- Born: September 25, 1935 Boston, Massachusetts, U.S.
- Died: June 14, 2006 (aged 70) Brooklyn, New York, U.S.
- Genres: Jazz, post-bop
- Instruments: Tenor saxophone, soprano saxophone, piano

= Roland Alexander =

American post-bop jazz musician

Roland Alexander (September 25, 1935 – June 14, 2006) was an American post-bop jazz musician.

== Early life ==
Born in Boston, Alexander grew up with his parents and sister, Gloria, in Cambridge, Massachusetts. He earned a bachelor's degree in music composition from the Boston Conservatory in 1958.

== Career ==
Alexander played tenor saxophone, soprano saxophone, and piano. He was a prolific composer and arranger who wrote and played for many of the better known bands in Boston during the 1950s, i.e. Sabby Lewis, Preston 'Sandy' Sandiford, Richie Lowery, Jaki Byard and many more. He co-led a group called the Boston All Stars that featured Trumpeter Joe Gordon, and after Joe Gordon left to play with Dizzy Gillespie's band Joe was replaced by a few of the more innovative trumpet soloists in the area, like Wajid Lateef (Crazy Wilbur Lucaw), and Gordon Wooly. He then moved to New York City in 1958. In addition to two solo releases, he played and recorded with John Coltrane, Howard McGhee, Max Roach, Sonny Rollins, Roy Haynes, Philly Joe Jones, Blue Mitchell, Sam Rivers, Archie Shepp, and Mal Waldron.

» Exercise directions: According to the Roland Alexander biography, where did he earn his bachelor's degree in music composition, and in what year?

» Excerpted data:
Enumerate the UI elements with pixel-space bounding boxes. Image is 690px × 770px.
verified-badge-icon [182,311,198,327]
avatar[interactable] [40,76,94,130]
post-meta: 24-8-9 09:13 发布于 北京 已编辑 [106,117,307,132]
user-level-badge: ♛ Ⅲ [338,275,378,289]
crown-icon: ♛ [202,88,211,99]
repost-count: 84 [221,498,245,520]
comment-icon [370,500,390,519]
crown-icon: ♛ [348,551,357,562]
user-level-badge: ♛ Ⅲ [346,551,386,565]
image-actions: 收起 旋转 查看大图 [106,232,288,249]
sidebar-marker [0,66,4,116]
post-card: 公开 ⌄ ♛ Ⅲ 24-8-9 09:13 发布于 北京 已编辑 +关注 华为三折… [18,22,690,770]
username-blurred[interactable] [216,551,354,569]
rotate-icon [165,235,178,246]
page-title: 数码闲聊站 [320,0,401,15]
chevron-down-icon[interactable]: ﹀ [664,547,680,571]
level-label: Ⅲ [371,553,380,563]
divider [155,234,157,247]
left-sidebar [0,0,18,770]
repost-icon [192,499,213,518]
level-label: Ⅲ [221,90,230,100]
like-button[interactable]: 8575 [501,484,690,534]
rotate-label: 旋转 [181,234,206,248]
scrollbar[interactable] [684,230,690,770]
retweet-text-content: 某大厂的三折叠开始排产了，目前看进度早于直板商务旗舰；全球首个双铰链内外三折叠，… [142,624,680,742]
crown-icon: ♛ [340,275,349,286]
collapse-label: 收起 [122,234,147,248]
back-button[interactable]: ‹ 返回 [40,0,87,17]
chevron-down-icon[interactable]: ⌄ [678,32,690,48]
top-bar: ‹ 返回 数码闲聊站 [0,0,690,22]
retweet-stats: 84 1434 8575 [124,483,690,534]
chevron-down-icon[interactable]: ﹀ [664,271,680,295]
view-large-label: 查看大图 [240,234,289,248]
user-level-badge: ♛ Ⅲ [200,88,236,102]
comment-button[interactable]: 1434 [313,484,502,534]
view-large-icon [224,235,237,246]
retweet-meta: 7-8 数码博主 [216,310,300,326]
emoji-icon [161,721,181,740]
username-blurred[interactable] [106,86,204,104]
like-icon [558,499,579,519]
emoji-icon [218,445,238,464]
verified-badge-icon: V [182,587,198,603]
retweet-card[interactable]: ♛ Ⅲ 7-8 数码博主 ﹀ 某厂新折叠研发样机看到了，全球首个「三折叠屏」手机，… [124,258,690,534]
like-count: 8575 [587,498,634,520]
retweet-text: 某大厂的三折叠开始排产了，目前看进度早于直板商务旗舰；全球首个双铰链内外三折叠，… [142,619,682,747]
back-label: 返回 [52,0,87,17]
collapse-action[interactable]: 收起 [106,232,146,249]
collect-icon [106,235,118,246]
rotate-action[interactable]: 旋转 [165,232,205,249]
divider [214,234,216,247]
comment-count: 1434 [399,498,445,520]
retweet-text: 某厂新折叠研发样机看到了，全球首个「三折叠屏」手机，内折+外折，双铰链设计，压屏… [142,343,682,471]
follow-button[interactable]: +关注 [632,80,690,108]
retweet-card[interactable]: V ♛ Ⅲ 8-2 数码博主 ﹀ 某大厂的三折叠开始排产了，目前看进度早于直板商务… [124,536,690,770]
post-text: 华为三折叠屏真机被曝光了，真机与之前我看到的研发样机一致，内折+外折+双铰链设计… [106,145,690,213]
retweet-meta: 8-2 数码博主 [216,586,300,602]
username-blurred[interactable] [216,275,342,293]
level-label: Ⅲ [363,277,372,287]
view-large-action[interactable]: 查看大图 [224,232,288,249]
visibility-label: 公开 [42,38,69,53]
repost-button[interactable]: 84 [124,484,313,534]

» Reply: He earned it at the Boston Conservatory in 1958.